Description of the task
From the entries below, pull out each line where "skill" appears.

Material provided
※
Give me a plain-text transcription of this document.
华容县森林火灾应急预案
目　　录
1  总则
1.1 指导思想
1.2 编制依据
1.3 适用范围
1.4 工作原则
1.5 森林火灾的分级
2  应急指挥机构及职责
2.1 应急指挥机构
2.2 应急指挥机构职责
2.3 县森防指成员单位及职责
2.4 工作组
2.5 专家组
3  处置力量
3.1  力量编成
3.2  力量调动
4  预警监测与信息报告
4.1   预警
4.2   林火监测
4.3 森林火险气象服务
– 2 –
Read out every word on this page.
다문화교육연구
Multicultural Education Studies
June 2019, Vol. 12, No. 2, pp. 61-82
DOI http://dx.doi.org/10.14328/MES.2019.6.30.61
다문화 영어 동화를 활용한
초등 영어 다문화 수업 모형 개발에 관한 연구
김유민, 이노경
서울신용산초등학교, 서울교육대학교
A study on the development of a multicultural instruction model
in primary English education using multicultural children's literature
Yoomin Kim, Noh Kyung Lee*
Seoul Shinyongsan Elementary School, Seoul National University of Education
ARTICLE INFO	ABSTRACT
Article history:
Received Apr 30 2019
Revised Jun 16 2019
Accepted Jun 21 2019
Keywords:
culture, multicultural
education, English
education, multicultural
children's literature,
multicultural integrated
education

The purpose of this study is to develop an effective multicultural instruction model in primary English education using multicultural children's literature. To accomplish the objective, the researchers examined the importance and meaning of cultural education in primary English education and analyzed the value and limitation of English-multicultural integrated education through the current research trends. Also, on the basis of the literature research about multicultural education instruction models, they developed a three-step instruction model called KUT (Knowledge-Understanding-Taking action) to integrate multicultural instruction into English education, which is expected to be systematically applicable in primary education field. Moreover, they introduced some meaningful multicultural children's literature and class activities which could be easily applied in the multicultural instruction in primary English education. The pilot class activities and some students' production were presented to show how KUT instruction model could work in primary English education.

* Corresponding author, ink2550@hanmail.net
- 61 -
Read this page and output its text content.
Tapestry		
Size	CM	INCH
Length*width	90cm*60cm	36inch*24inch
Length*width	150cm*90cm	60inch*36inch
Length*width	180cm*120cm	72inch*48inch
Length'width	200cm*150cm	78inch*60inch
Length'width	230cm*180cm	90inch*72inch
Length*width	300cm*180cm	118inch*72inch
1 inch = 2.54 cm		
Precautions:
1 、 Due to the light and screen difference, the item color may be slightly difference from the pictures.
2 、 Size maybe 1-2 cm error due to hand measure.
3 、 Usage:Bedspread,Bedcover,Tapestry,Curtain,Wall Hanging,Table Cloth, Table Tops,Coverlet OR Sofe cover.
※
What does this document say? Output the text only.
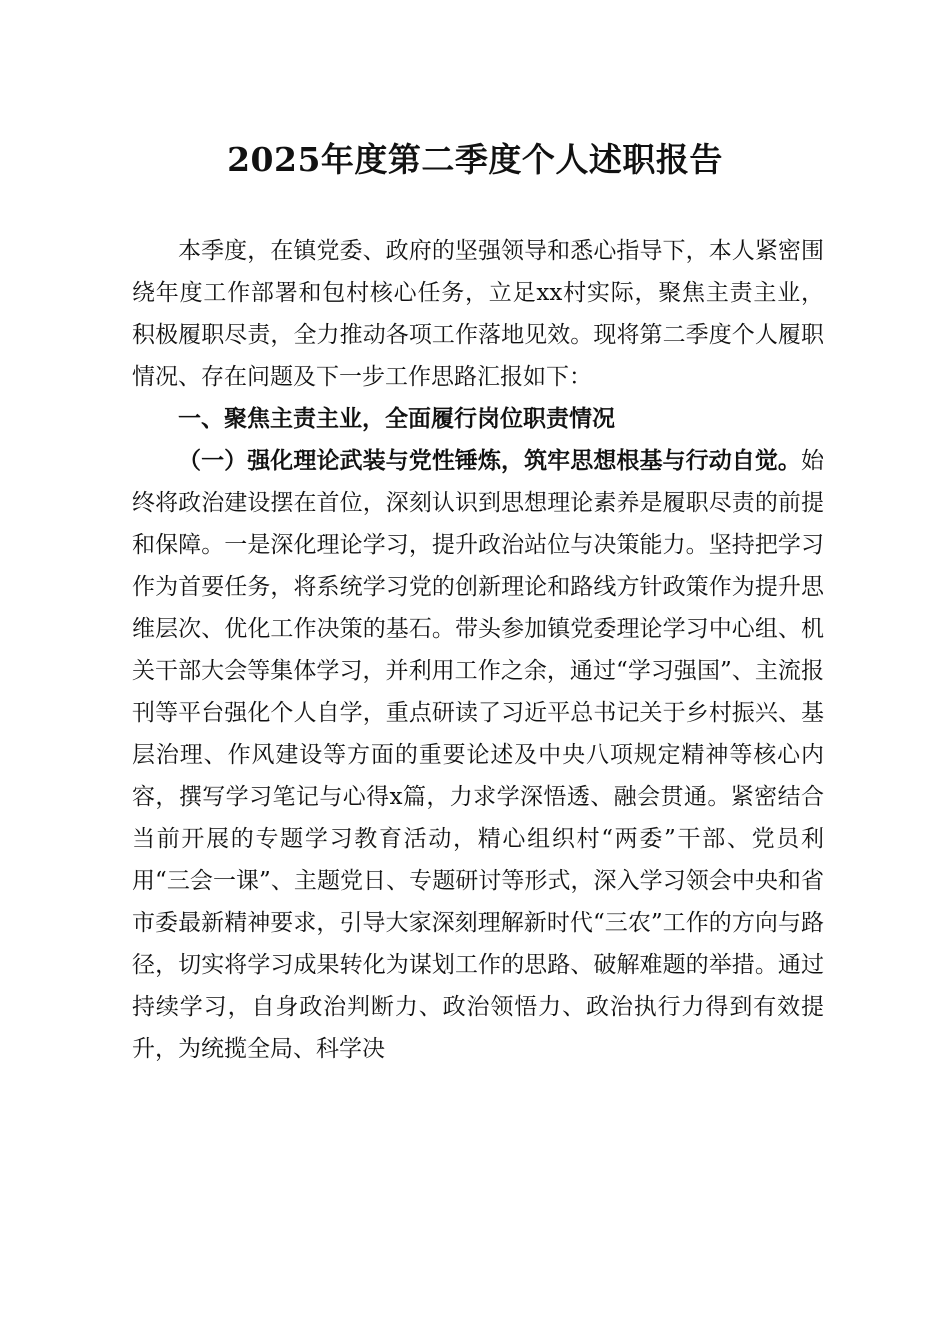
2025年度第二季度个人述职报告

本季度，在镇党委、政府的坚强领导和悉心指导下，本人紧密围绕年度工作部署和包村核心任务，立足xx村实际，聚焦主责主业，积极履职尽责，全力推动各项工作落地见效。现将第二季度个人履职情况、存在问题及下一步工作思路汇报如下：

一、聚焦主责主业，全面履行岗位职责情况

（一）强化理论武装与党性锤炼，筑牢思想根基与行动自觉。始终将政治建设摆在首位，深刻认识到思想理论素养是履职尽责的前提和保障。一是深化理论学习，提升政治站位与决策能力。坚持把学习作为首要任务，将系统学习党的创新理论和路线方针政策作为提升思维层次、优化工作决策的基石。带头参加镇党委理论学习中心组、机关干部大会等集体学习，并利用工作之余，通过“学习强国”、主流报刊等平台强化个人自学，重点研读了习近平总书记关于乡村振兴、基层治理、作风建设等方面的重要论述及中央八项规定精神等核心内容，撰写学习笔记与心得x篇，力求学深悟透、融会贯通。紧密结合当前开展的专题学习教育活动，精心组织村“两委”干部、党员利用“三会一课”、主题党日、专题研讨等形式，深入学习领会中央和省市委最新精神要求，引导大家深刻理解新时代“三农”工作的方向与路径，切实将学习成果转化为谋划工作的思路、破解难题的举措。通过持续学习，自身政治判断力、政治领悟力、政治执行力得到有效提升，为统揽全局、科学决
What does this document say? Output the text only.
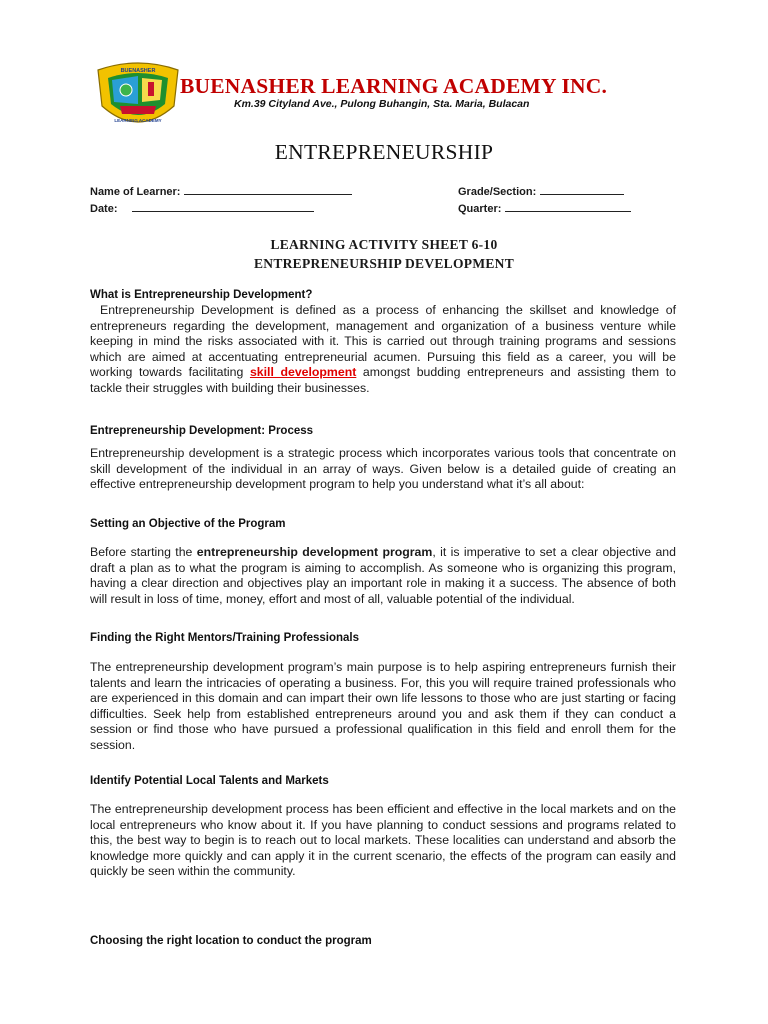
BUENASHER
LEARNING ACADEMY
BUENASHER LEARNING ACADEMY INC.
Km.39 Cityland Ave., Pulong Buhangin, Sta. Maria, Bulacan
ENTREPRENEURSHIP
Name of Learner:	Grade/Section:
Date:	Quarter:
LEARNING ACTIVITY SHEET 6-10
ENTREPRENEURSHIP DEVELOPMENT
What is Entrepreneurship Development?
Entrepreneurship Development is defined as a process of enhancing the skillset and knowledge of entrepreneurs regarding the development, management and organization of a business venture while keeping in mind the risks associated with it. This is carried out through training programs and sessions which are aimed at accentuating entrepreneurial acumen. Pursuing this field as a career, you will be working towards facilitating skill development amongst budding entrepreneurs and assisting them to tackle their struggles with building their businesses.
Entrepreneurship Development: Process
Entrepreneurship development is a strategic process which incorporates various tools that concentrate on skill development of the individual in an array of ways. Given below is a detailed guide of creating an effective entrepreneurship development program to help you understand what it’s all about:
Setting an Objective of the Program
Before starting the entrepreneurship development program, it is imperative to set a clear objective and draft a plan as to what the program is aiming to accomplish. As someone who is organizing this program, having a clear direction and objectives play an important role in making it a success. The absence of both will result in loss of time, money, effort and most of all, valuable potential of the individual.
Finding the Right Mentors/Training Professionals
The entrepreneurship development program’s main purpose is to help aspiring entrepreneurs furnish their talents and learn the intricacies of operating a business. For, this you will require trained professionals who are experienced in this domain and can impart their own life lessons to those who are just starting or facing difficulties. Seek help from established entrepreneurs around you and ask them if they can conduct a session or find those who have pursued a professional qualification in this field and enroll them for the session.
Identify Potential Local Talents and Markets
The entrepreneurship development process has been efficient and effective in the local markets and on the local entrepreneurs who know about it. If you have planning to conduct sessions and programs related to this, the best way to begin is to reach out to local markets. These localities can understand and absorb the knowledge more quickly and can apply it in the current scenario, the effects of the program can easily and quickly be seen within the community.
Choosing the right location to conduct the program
※
Result
Entrepreneurship Development is defined as a process of enhancing the skillset and knowledge of entrepreneurs regarding the development, management and organization of a business venture while keeping in mind the risks associated with it. This is carried out through training programs and sessions which are aimed at accentuating entrepreneurial acumen. Pursuing this field as a career, you will be working towards facilitating skill development amongst budding entrepreneurs and assisting them to tackle their struggles with building their businesses.
Entrepreneurship development is a strategic process which incorporates various tools that concentrate on skill development of the individual in an array of ways. Given below is a detailed guide of creating an effective entrepreneurship development program to help you understand what it’s all about:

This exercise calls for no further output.